Filter the data below for the string "piControl" and copy each matching line.

Dataset records
▶

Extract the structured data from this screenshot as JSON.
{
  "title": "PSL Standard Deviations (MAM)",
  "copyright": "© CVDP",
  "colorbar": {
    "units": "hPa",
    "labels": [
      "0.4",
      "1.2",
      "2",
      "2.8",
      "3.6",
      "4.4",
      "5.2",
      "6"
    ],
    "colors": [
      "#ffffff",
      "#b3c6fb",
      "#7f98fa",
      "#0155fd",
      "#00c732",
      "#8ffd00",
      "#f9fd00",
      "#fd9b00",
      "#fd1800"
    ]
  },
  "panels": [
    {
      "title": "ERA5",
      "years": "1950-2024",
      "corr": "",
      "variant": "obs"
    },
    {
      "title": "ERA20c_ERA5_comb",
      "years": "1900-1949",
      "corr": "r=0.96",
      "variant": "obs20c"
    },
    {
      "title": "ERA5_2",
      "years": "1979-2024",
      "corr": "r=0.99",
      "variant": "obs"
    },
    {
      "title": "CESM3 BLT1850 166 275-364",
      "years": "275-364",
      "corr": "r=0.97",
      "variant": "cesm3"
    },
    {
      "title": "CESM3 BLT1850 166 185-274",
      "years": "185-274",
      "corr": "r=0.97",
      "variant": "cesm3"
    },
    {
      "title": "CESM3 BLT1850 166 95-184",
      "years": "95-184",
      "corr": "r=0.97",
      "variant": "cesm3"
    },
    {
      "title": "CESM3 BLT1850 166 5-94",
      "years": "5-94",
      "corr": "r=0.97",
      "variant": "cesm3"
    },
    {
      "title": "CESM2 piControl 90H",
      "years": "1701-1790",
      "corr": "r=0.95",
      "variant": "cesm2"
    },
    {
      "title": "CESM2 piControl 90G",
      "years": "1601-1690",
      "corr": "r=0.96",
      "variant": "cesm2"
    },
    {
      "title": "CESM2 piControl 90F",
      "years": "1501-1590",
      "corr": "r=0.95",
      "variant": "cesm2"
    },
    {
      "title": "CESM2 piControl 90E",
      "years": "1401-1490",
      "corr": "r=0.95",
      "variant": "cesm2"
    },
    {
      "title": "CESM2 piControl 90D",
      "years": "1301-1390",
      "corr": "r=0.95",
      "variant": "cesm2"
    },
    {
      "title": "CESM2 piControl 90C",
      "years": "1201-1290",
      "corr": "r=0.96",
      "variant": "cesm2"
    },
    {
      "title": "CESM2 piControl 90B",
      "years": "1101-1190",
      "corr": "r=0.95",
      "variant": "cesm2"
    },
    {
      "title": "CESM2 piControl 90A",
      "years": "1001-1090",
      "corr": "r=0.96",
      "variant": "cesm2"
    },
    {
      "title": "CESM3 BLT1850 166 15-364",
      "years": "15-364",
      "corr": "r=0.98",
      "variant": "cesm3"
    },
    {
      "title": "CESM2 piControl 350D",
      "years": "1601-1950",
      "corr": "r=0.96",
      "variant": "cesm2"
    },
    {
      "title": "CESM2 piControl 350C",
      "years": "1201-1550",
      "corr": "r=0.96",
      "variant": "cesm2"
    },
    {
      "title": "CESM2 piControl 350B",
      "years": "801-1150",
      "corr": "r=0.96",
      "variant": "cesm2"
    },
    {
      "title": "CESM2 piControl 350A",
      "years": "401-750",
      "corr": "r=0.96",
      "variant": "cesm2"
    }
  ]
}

◀

- Final result
      "title": "CESM2 piControl 90H",
      "title": "CESM2 piControl 90G",
      "title": "CESM2 piControl 90F",
      "title": "CESM2 piControl 90E",
      "title": "CESM2 piControl 90D",
      "title": "CESM2 piControl 90C",
      "title": "CESM2 piControl 90B",
      "title": "CESM2 piControl 90A",
      "title": "CESM2 piControl 350D",
      "title": "CESM2 piControl 350C",
      "title": "CESM2 piControl 350B",
      "title": "CESM2 piControl 350A",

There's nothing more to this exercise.